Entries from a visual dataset
···

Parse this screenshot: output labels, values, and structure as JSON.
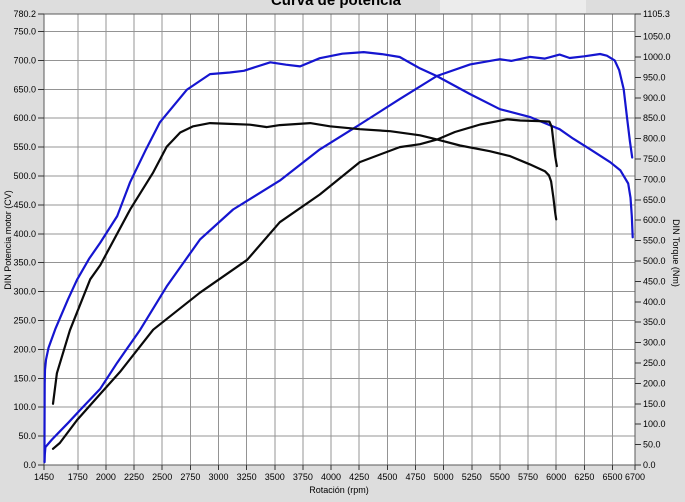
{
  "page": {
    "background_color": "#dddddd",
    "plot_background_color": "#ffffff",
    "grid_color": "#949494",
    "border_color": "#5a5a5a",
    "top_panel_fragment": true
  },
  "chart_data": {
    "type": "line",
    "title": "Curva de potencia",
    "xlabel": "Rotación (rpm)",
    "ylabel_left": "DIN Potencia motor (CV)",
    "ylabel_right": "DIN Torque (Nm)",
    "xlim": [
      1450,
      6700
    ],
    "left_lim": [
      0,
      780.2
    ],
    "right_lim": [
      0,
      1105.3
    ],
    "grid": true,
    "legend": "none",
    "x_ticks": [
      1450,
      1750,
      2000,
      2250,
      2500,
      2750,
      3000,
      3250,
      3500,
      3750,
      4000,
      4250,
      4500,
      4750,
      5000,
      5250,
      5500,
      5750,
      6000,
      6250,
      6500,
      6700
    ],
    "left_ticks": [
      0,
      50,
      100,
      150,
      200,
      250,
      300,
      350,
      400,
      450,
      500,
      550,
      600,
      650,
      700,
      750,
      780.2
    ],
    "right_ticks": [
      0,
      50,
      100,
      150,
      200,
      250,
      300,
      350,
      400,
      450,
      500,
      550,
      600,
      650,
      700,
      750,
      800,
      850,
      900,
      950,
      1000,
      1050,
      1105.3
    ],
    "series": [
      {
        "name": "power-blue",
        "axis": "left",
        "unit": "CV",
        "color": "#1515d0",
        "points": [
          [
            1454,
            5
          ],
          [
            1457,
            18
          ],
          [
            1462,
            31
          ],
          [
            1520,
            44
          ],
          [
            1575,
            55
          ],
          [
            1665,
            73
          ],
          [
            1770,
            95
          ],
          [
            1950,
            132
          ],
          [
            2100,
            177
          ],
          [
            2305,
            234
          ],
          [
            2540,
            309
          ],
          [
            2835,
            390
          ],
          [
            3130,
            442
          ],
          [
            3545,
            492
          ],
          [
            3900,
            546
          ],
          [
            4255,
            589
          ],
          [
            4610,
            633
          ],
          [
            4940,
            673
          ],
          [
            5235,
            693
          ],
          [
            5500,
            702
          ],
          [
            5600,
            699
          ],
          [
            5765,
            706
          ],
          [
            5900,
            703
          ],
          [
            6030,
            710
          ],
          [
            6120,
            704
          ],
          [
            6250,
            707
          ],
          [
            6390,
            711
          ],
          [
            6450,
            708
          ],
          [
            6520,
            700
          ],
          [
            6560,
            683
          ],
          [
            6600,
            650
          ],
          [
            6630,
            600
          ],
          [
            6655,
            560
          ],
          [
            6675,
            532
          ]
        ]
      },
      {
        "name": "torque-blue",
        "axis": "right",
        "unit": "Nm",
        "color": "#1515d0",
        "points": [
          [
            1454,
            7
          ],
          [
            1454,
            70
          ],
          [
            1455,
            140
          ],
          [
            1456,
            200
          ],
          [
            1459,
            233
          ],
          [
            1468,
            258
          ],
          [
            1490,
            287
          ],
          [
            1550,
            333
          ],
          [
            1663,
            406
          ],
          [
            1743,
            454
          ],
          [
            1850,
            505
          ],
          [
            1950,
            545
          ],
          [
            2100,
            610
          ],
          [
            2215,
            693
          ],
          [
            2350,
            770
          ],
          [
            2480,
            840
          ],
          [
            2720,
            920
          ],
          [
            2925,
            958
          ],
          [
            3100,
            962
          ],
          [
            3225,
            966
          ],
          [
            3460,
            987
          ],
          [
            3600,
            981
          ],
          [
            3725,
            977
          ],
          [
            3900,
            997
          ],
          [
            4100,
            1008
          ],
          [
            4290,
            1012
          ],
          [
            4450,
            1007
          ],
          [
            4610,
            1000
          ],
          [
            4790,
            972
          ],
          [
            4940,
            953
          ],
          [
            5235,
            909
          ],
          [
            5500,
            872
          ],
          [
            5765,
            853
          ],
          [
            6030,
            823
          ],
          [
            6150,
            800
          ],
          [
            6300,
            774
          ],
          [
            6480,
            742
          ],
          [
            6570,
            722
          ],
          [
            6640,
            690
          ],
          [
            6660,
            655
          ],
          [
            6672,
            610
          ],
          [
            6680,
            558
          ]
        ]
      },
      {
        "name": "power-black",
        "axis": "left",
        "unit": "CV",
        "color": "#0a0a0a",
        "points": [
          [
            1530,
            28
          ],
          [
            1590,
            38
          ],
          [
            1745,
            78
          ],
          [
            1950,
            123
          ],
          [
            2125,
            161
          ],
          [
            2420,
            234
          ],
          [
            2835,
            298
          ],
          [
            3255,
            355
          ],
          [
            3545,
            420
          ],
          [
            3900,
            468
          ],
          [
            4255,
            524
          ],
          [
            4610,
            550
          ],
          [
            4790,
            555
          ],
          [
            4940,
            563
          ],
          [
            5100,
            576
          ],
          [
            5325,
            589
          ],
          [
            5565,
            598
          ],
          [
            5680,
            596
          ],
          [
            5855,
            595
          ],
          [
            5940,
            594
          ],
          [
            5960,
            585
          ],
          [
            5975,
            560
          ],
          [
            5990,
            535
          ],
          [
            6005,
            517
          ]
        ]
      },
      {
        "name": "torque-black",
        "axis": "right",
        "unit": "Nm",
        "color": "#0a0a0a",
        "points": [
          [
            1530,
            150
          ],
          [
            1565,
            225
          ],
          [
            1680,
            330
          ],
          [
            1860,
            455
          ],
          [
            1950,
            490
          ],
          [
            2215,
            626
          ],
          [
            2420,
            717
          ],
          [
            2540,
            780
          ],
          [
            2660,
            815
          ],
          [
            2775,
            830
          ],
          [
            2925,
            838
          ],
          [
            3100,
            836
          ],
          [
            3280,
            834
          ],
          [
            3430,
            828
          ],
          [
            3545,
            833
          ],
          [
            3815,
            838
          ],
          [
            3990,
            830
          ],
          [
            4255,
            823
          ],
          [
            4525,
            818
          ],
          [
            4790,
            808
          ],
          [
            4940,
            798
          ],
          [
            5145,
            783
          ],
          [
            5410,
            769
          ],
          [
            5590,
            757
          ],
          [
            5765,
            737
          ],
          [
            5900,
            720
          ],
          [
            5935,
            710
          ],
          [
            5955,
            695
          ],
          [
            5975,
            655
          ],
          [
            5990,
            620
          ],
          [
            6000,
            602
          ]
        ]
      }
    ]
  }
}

···

→ EXERCISE PROMPT: Restate each line of the records exactly; pictures do not belong in the copy.

→ RESPONSE BELOW:
Parse this screenshot: output labels, values, and structure as JSON.
{
  "page": {
    "background_color": "#dddddd",
    "plot_background_color": "#ffffff",
    "grid_color": "#949494",
    "border_color": "#5a5a5a",
    "top_panel_fragment": true
  },
  "chart_data": {
    "type": "line",
    "title": "Curva de potencia",
    "xlabel": "Rotación (rpm)",
    "ylabel_left": "DIN Potencia motor (CV)",
    "ylabel_right": "DIN Torque (Nm)",
    "xlim": [
      1450,
      6700
    ],
    "left_lim": [
      0,
      780.2
    ],
    "right_lim": [
      0,
      1105.3
    ],
    "grid": true,
    "legend": "none",
    "x_ticks": [
      1450,
      1750,
      2000,
      2250,
      2500,
      2750,
      3000,
      3250,
      3500,
      3750,
      4000,
      4250,
      4500,
      4750,
      5000,
      5250,
      5500,
      5750,
      6000,
      6250,
      6500,
      6700
    ],
    "left_ticks": [
      0,
      50,
      100,
      150,
      200,
      250,
      300,
      350,
      400,
      450,
      500,
      550,
      600,
      650,
      700,
      750,
      780.2
    ],
    "right_ticks": [
      0,
      50,
      100,
      150,
      200,
      250,
      300,
      350,
      400,
      450,
      500,
      550,
      600,
      650,
      700,
      750,
      800,
      850,
      900,
      950,
      1000,
      1050,
      1105.3
    ],
    "series": [
      {
        "name": "power-blue",
        "axis": "left",
        "unit": "CV",
        "color": "#1515d0",
        "points": [
          [
            1454,
            5
          ],
          [
            1457,
            18
          ],
          [
            1462,
            31
          ],
          [
            1520,
            44
          ],
          [
            1575,
            55
          ],
          [
            1665,
            73
          ],
          [
            1770,
            95
          ],
          [
            1950,
            132
          ],
          [
            2100,
            177
          ],
          [
            2305,
            234
          ],
          [
            2540,
            309
          ],
          [
            2835,
            390
          ],
          [
            3130,
            442
          ],
          [
            3545,
            492
          ],
          [
            3900,
            546
          ],
          [
            4255,
            589
          ],
          [
            4610,
            633
          ],
          [
            4940,
            673
          ],
          [
            5235,
            693
          ],
          [
            5500,
            702
          ],
          [
            5600,
            699
          ],
          [
            5765,
            706
          ],
          [
            5900,
            703
          ],
          [
            6030,
            710
          ],
          [
            6120,
            704
          ],
          [
            6250,
            707
          ],
          [
            6390,
            711
          ],
          [
            6450,
            708
          ],
          [
            6520,
            700
          ],
          [
            6560,
            683
          ],
          [
            6600,
            650
          ],
          [
            6630,
            600
          ],
          [
            6655,
            560
          ],
          [
            6675,
            532
          ]
        ]
      },
      {
        "name": "torque-blue",
        "axis": "right",
        "unit": "Nm",
        "color": "#1515d0",
        "points": [
          [
            1454,
            7
          ],
          [
            1454,
            70
          ],
          [
            1455,
            140
          ],
          [
            1456,
            200
          ],
          [
            1459,
            233
          ],
          [
            1468,
            258
          ],
          [
            1490,
            287
          ],
          [
            1550,
            333
          ],
          [
            1663,
            406
          ],
          [
            1743,
            454
          ],
          [
            1850,
            505
          ],
          [
            1950,
            545
          ],
          [
            2100,
            610
          ],
          [
            2215,
            693
          ],
          [
            2350,
            770
          ],
          [
            2480,
            840
          ],
          [
            2720,
            920
          ],
          [
            2925,
            958
          ],
          [
            3100,
            962
          ],
          [
            3225,
            966
          ],
          [
            3460,
            987
          ],
          [
            3600,
            981
          ],
          [
            3725,
            977
          ],
          [
            3900,
            997
          ],
          [
            4100,
            1008
          ],
          [
            4290,
            1012
          ],
          [
            4450,
            1007
          ],
          [
            4610,
            1000
          ],
          [
            4790,
            972
          ],
          [
            4940,
            953
          ],
          [
            5235,
            909
          ],
          [
            5500,
            872
          ],
          [
            5765,
            853
          ],
          [
            6030,
            823
          ],
          [
            6150,
            800
          ],
          [
            6300,
            774
          ],
          [
            6480,
            742
          ],
          [
            6570,
            722
          ],
          [
            6640,
            690
          ],
          [
            6660,
            655
          ],
          [
            6672,
            610
          ],
          [
            6680,
            558
          ]
        ]
      },
      {
        "name": "power-black",
        "axis": "left",
        "unit": "CV",
        "color": "#0a0a0a",
        "points": [
          [
            1530,
            28
          ],
          [
            1590,
            38
          ],
          [
            1745,
            78
          ],
          [
            1950,
            123
          ],
          [
            2125,
            161
          ],
          [
            2420,
            234
          ],
          [
            2835,
            298
          ],
          [
            3255,
            355
          ],
          [
            3545,
            420
          ],
          [
            3900,
            468
          ],
          [
            4255,
            524
          ],
          [
            4610,
            550
          ],
          [
            4790,
            555
          ],
          [
            4940,
            563
          ],
          [
            5100,
            576
          ],
          [
            5325,
            589
          ],
          [
            5565,
            598
          ],
          [
            5680,
            596
          ],
          [
            5855,
            595
          ],
          [
            5940,
            594
          ],
          [
            5960,
            585
          ],
          [
            5975,
            560
          ],
          [
            5990,
            535
          ],
          [
            6005,
            517
          ]
        ]
      },
      {
        "name": "torque-black",
        "axis": "right",
        "unit": "Nm",
        "color": "#0a0a0a",
        "points": [
          [
            1530,
            150
          ],
          [
            1565,
            225
          ],
          [
            1680,
            330
          ],
          [
            1860,
            455
          ],
          [
            1950,
            490
          ],
          [
            2215,
            626
          ],
          [
            2420,
            717
          ],
          [
            2540,
            780
          ],
          [
            2660,
            815
          ],
          [
            2775,
            830
          ],
          [
            2925,
            838
          ],
          [
            3100,
            836
          ],
          [
            3280,
            834
          ],
          [
            3430,
            828
          ],
          [
            3545,
            833
          ],
          [
            3815,
            838
          ],
          [
            3990,
            830
          ],
          [
            4255,
            823
          ],
          [
            4525,
            818
          ],
          [
            4790,
            808
          ],
          [
            4940,
            798
          ],
          [
            5145,
            783
          ],
          [
            5410,
            769
          ],
          [
            5590,
            757
          ],
          [
            5765,
            737
          ],
          [
            5900,
            720
          ],
          [
            5935,
            710
          ],
          [
            5955,
            695
          ],
          [
            5975,
            655
          ],
          [
            5990,
            620
          ],
          [
            6000,
            602
          ]
        ]
      }
    ]
  }
}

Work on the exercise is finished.